[Records of where page elements appear]
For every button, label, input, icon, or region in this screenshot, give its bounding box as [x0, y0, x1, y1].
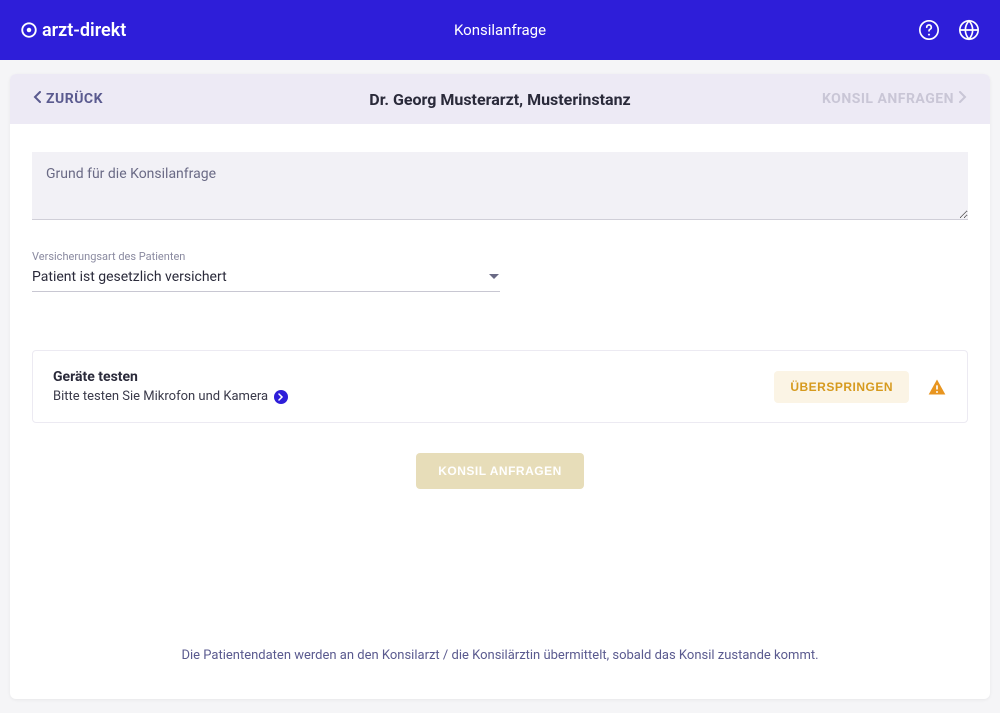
brand-text: arzt-direkt — [42, 20, 126, 41]
chevron-down-icon — [488, 269, 500, 285]
card-title: Dr. Georg Musterarzt, Musterinstanz — [369, 90, 630, 109]
arrow-circle-icon — [274, 390, 288, 404]
page-title: Konsilanfrage — [454, 21, 546, 39]
forward-button-disabled: KONSIL ANFRAGEN — [822, 91, 968, 107]
insurance-select[interactable]: Patient ist gesetzlich versichert — [32, 265, 500, 292]
warning-icon — [927, 377, 947, 397]
skip-button[interactable]: ÜBERSPRINGEN — [774, 371, 909, 403]
device-test-text: Geräte testen Bitte testen Sie Mikrofon … — [53, 369, 774, 404]
card-header: ZURÜCK Dr. Georg Musterarzt, Musterinsta… — [10, 74, 990, 124]
submit-row: KONSIL ANFRAGEN — [32, 453, 968, 489]
insurance-label: Versicherungsart des Patienten — [32, 250, 500, 263]
reason-textarea[interactable] — [32, 152, 968, 220]
submit-button-disabled: KONSIL ANFRAGEN — [416, 453, 584, 489]
back-button[interactable]: ZURÜCK — [32, 91, 103, 107]
chevron-right-icon — [958, 91, 968, 107]
help-icon[interactable] — [918, 19, 940, 41]
back-label: ZURÜCK — [46, 91, 103, 107]
chevron-left-icon — [32, 91, 42, 107]
device-test-box: Geräte testen Bitte testen Sie Mikrofon … — [32, 350, 968, 423]
forward-label: KONSIL ANFRAGEN — [822, 91, 954, 107]
main-card: ZURÜCK Dr. Georg Musterarzt, Musterinsta… — [10, 74, 990, 699]
insurance-value: Patient ist gesetzlich versichert — [32, 269, 227, 285]
device-test-link[interactable]: Bitte testen Sie Mikrofon und Kamera — [53, 389, 774, 404]
header-actions — [918, 19, 980, 41]
brand: arzt-direkt — [20, 20, 126, 41]
insurance-select-group: Versicherungsart des Patienten Patient i… — [32, 250, 500, 292]
globe-icon[interactable] — [958, 19, 980, 41]
card-body: Versicherungsart des Patienten Patient i… — [10, 124, 990, 699]
brand-icon — [20, 21, 38, 39]
device-test-title: Geräte testen — [53, 369, 774, 385]
device-test-subtitle: Bitte testen Sie Mikrofon und Kamera — [53, 389, 268, 404]
page-container: ZURÜCK Dr. Georg Musterarzt, Musterinsta… — [0, 60, 1000, 713]
footer-note: Die Patientendaten werden an den Konsila… — [32, 648, 968, 671]
app-header: arzt-direkt Konsilanfrage — [0, 0, 1000, 60]
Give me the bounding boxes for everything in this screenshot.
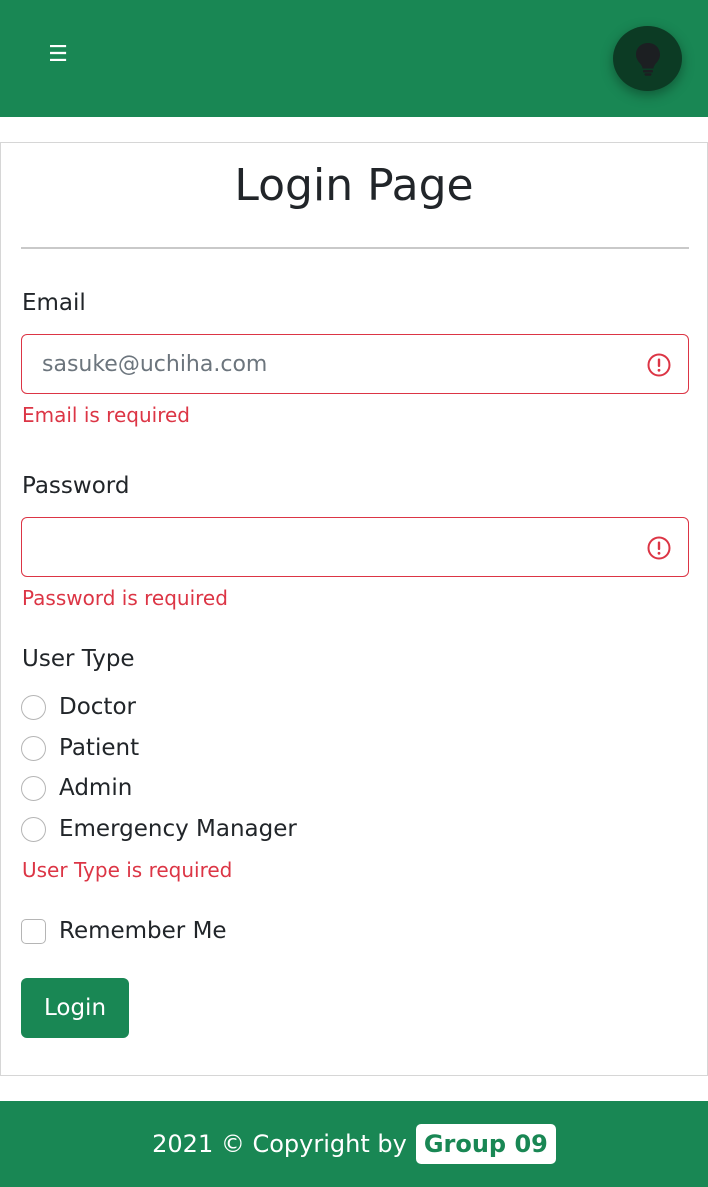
email-field-wrapper bbox=[21, 334, 689, 394]
radio-button[interactable] bbox=[21, 775, 46, 801]
password-label: Password bbox=[22, 473, 130, 499]
login-card: Login Page Email Email is required Passw… bbox=[0, 142, 708, 1076]
error-icon bbox=[647, 353, 671, 377]
top-navbar: ☰ bbox=[0, 0, 708, 117]
radio-option-patient[interactable]: Patient bbox=[21, 733, 139, 763]
email-input[interactable] bbox=[22, 335, 632, 393]
radio-option-emergency-manager[interactable]: Emergency Manager bbox=[21, 814, 297, 844]
error-icon bbox=[647, 536, 671, 560]
email-error-message: Email is required bbox=[22, 403, 190, 427]
radio-label: Patient bbox=[59, 735, 140, 761]
radio-option-admin[interactable]: Admin bbox=[21, 773, 132, 803]
radio-button[interactable] bbox=[21, 816, 46, 842]
remember-me-label: Remember Me bbox=[59, 918, 227, 944]
footer-group-badge: Group 09 bbox=[415, 1124, 556, 1164]
radio-button[interactable] bbox=[21, 735, 46, 761]
theme-toggle-button[interactable] bbox=[613, 26, 682, 91]
radio-button[interactable] bbox=[21, 694, 46, 720]
radio-label: Doctor bbox=[59, 694, 136, 720]
hamburger-menu-icon[interactable]: ☰ bbox=[40, 36, 76, 72]
user-type-error-message: User Type is required bbox=[22, 858, 233, 882]
user-type-label: User Type bbox=[22, 646, 135, 672]
password-error-message: Password is required bbox=[22, 586, 228, 610]
radio-label: Admin bbox=[59, 775, 133, 801]
password-input[interactable] bbox=[22, 518, 632, 576]
login-button[interactable]: Login bbox=[21, 978, 129, 1038]
footer-copyright-text: 2021 © Copyright by bbox=[152, 1130, 407, 1158]
radio-option-doctor[interactable]: Doctor bbox=[21, 692, 136, 722]
remember-me-checkbox[interactable] bbox=[21, 918, 46, 944]
page-title: Login Page bbox=[234, 160, 474, 211]
password-field-wrapper bbox=[21, 517, 689, 577]
email-label: Email bbox=[22, 290, 86, 316]
footer: 2021 © Copyright by Group 09 bbox=[0, 1101, 708, 1187]
remember-me-option[interactable]: Remember Me bbox=[21, 916, 227, 946]
lightbulb-icon bbox=[635, 42, 660, 76]
title-divider bbox=[21, 247, 689, 249]
radio-label: Emergency Manager bbox=[59, 816, 297, 842]
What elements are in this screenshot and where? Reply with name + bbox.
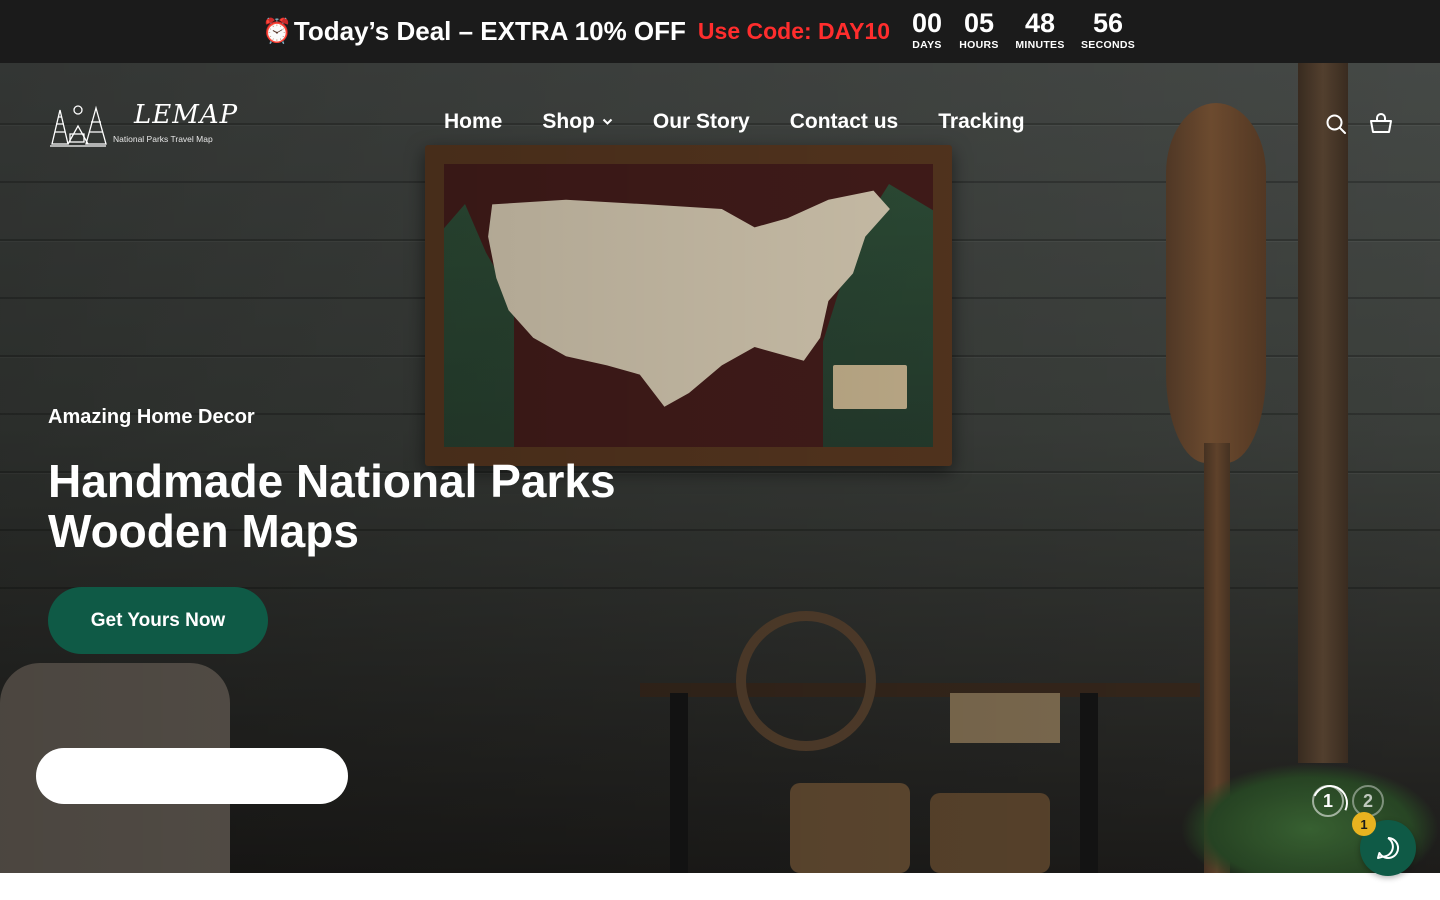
get-yours-now-button[interactable]: Get Yours Now [48,587,268,654]
nav-shop[interactable]: Shop [542,107,613,137]
chevron-down-icon [602,118,613,126]
nav-our-story[interactable]: Our Story [653,107,750,137]
countdown-days-value: 00 [911,8,943,38]
countdown-days: 00 DAYS [908,8,946,51]
site-logo[interactable]: LEMAP National Parks Travel Map [48,100,237,148]
countdown-days-label: DAYS [912,39,942,51]
chat-notification-badge: 1 [1352,812,1376,836]
countdown-hours-value: 05 [963,8,995,38]
deal-banner: ⏰ Today’s Deal – EXTRA 10% OFF Use Code:… [262,14,890,48]
cart-icon[interactable] [1369,112,1393,136]
main-navigation: Home Shop Our Story Contact us Tracking [444,107,1025,137]
countdown-seconds-label: SECONDS [1080,39,1136,51]
nav-tracking-label: Tracking [938,110,1025,133]
pine-trees-logo-icon [50,105,107,147]
discount-code: Use Code: DAY10 [697,18,891,44]
logo-wordmark: LEMAP [134,100,239,130]
hero-eyebrow: Amazing Home Decor [48,406,255,428]
nav-our-story-label: Our Story [652,110,750,133]
countdown-minutes-value: 48 [1024,8,1056,38]
chat-bubble-icon [1377,836,1400,859]
nav-home-label: Home [444,110,503,133]
slide-indicator-1[interactable]: 1 [1312,785,1344,817]
countdown-hours: 05 HOURS [956,8,1002,51]
nav-tracking[interactable]: Tracking [938,107,1024,137]
nav-contact-us[interactable]: Contact us [790,107,899,137]
nav-contact-us-label: Contact us [789,110,899,133]
logo-tagline: National Parks Travel Map [113,134,213,144]
announcement-bar: ⏰ Today’s Deal – EXTRA 10% OFF Use Code:… [0,0,1440,63]
nav-shop-label: Shop [542,110,595,133]
countdown-hours-label: HOURS [959,39,999,51]
deal-text: Today’s Deal – EXTRA 10% OFF [293,16,686,46]
floating-white-pill[interactable] [36,748,348,804]
nav-home[interactable]: Home [444,107,502,137]
countdown-seconds-value: 56 [1092,8,1124,38]
alarm-clock-icon: ⏰ [262,17,292,45]
countdown-minutes-label: MINUTES [1015,39,1065,51]
countdown-seconds: 56 SECONDS [1078,8,1138,51]
hero-headline: Handmade National Parks Wooden Maps [48,455,616,557]
countdown-minutes: 48 MINUTES [1012,8,1068,51]
search-icon[interactable] [1324,112,1348,136]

▶ **Prompt**
Put every line of the listing above into a numbered list, dropping any blank lines. Leave the pictures out of your answer.

▶ **Written solution**
1. For every button, label, input, icon, or region in this screenshot, give its bounding box as [x0, y0, x1, y1].
2. brand-text: arzt-direkt — [42, 20, 126, 41]
3. chevron-down-icon — [488, 269, 500, 285]
4. card-title: Dr. Georg Musterarzt, Musterinstanz — [369, 90, 630, 109]
5. arrow-circle-icon — [274, 390, 288, 404]
6. page-title: Konsilanfrage — [454, 21, 546, 39]
7. forward-button-disabled: KONSIL ANFRAGEN — [822, 91, 968, 107]
8. insurance-select[interactable]: Patient ist gesetzlich versichert — [32, 265, 500, 292]
9. warning-icon — [927, 377, 947, 397]
10. skip-button[interactable]: ÜBERSPRINGEN — [774, 371, 909, 403]
11. device-test-text: Geräte testen Bitte testen Sie Mikrofon … — [53, 369, 774, 404]
12. card-header: ZURÜCK Dr. Georg Musterarzt, Musterinsta… — [10, 74, 990, 124]
13. submit-row: KONSIL ANFRAGEN — [32, 453, 968, 489]
14. insurance-label: Versicherungsart des Patienten — [32, 250, 500, 263]
15. reason-textarea[interactable] — [32, 152, 968, 220]
16. submit-button-disabled: KONSIL ANFRAGEN — [416, 453, 584, 489]
17. back-button[interactable]: ZURÜCK — [32, 91, 103, 107]
18. chevron-right-icon — [958, 91, 968, 107]
19. help-icon[interactable] — [918, 19, 940, 41]
20. back-label: ZURÜCK — [46, 91, 103, 107]
21. chevron-left-icon — [32, 91, 42, 107]
22. device-test-box: Geräte testen Bitte testen Sie Mikrofon … — [32, 350, 968, 423]
23. forward-label: KONSIL ANFRAGEN — [822, 91, 954, 107]
24. main-card: ZURÜCK Dr. Georg Musterarzt, Musterinsta… — [10, 74, 990, 699]
25. insurance-value: Patient ist gesetzlich versichert — [32, 269, 227, 285]
26. device-test-link[interactable]: Bitte testen Sie Mikrofon und Kamera — [53, 389, 774, 404]
27. header-actions — [918, 19, 980, 41]
28. brand: arzt-direkt — [20, 20, 126, 41]
29. insurance-select-group: Versicherungsart des Patienten Patient i… — [32, 250, 500, 292]
30. globe-icon[interactable] — [958, 19, 980, 41]
31. card-body: Versicherungsart des Patienten Patient i… — [10, 124, 990, 699]
32. brand-icon — [20, 21, 38, 39]
33. device-test-title: Geräte testen — [53, 369, 774, 385]
34. device-test-subtitle: Bitte testen Sie Mikrofon und Kamera — [53, 389, 268, 404]
35. page-container: ZURÜCK Dr. Georg Musterarzt, Musterinsta… — [0, 60, 1000, 713]
36. footer-note: Die Patientendaten werden an den Konsila… — [32, 648, 968, 671]
37. app-header: arzt-direkt Konsilanfrage — [0, 0, 1000, 60]
38. Give me the bounding boxes for everything in this screenshot.
39. email-field-wrapper bbox=[21, 334, 689, 394]
40. radio-button[interactable] bbox=[21, 775, 46, 801]
41. password-label: Password bbox=[22, 473, 130, 499]
42. login-card: Login Page Email Email is required Passw… bbox=[0, 142, 708, 1076]
43. error-icon bbox=[647, 353, 671, 377]
44. top-navbar: ☰ bbox=[0, 0, 708, 117]
45. radio-option-patient[interactable]: Patient bbox=[21, 733, 139, 763]
46. email-input[interactable] bbox=[22, 335, 632, 393]
47. radio-option-emergency-manager[interactable]: Emergency Manager bbox=[21, 814, 297, 844]
48. error-icon bbox=[647, 536, 671, 560]
49. email-error-message: Email is required bbox=[22, 403, 190, 427]
50. radio-label: Patient bbox=[59, 735, 140, 761]
51. radio-option-admin[interactable]: Admin bbox=[21, 773, 132, 803]
52. radio-button[interactable] bbox=[21, 816, 46, 842]
53. remember-me-label: Remember Me bbox=[59, 918, 227, 944]
54. footer-group-badge: Group 09 bbox=[415, 1124, 556, 1164]
55. radio-button[interactable] bbox=[21, 735, 46, 761]
56. theme-toggle-button[interactable] bbox=[613, 26, 682, 91]
57. radio-button[interactable] bbox=[21, 694, 46, 720]
58. radio-label: Doctor bbox=[59, 694, 136, 720]
59. hamburger-menu-icon[interactable]: ☰ bbox=[40, 36, 76, 72]
60. user-type-error-message: User Type is required bbox=[22, 858, 233, 882]
61. user-type-label: User Type bbox=[22, 646, 135, 672]
62. password-error-message: Password is required bbox=[22, 586, 228, 610]
63. radio-label: Admin bbox=[59, 775, 133, 801]
64. password-input[interactable] bbox=[22, 518, 632, 576]
65. login-button[interactable]: Login bbox=[21, 978, 129, 1038]
66. footer-copyright-text: 2021 © Copyright by bbox=[152, 1130, 407, 1158]
67. radio-option-doctor[interactable]: Doctor bbox=[21, 692, 136, 722]
68. remember-me-checkbox[interactable] bbox=[21, 918, 46, 944]
69. page-title: Login Page bbox=[234, 160, 474, 211]
70. password-field-wrapper bbox=[21, 517, 689, 577]
71. email-label: Email bbox=[22, 290, 86, 316]
72. footer: 2021 © Copyright by Group 09 bbox=[0, 1101, 708, 1187]
73. remember-me-option[interactable]: Remember Me bbox=[21, 916, 227, 946]
74. lightbulb-icon bbox=[635, 42, 660, 76]
75. title-divider bbox=[21, 247, 689, 249]
76. radio-label: Emergency Manager bbox=[59, 816, 297, 842]
77. What elements are in this screenshot and where? Reply with name + bbox.
78. get-yours-now-button[interactable]: Get Yours Now [48,587,268,654]
79. nav-shop[interactable]: Shop [542,107,613,137]
80. chevron-down-icon [602,118,613,126]
81. nav-our-story[interactable]: Our Story [653,107,750,137]
82. countdown-days-value: 00 [911,8,943,38]
83. countdown-days: 00 DAYS [908,8,946,51]
84. site-logo[interactable]: LEMAP National Parks Travel Map [48,100,237,148]
85. countdown-days-label: DAYS [912,39,942,51]
86. chat-notification-badge: 1 [1352,812,1376,836]
87. countdown-hours-value: 05 [963,8,995,38]
88. deal-banner: ⏰ Today’s Deal – EXTRA 10% OFF Use Code:… [262,14,890,48]
89. cart-icon[interactable] [1369,112,1393,136]
90. main-navigation: Home Shop Our Story Contact us Tracking [444,107,1025,137]
91. countdown-seconds-label: SECONDS [1080,39,1136,51]
92. nav-tracking-label: Tracking [938,110,1025,133]
93. pine-trees-logo-icon [50,105,107,147]
94. discount-code: Use Code: DAY10 [697,18,891,44]
95. logo-wordmark: LEMAP [134,100,239,130]
96. hero-eyebrow: Amazing Home Decor [48,406,255,428]
97. nav-our-story-label: Our Story [652,110,750,133]
98. countdown-minutes-value: 48 [1024,8,1056,38]
99. chat-bubble-icon [1377,836,1400,859]
100. nav-home-label: Home [444,110,503,133]
101. slide-indicator-1[interactable]: 1 [1312,785,1344,817]
102. countdown-hours: 05 HOURS [956,8,1002,51]
103. nav-tracking[interactable]: Tracking [938,107,1024,137]
104. nav-contact-us[interactable]: Contact us [790,107,899,137]
105. nav-contact-us-label: Contact us [789,110,899,133]
106. logo-tagline: National Parks Travel Map [113,134,213,144]
107. announcement-bar: ⏰ Today’s Deal – EXTRA 10% OFF Use Code:… [0,0,1440,63]
108. nav-shop-label: Shop [542,110,595,133]
109. countdown-hours-label: HOURS [959,39,999,51]
110. deal-text: Today’s Deal – EXTRA 10% OFF [293,16,686,46]
111. floating-white-pill[interactable] [36,748,348,804]
112. nav-home[interactable]: Home [444,107,502,137]
113. countdown-seconds-value: 56 [1092,8,1124,38]
114. alarm-clock-icon: ⏰ [262,17,292,45]
115. countdown-minutes-label: MINUTES [1015,39,1065,51]
116. countdown-seconds: 56 SECONDS [1078,8,1138,51]
117. hero-headline: Handmade National Parks Wooden Maps [48,455,616,557]
118. countdown-minutes: 48 MINUTES [1012,8,1068,51]
119. search-icon[interactable] [1324,112,1348,136]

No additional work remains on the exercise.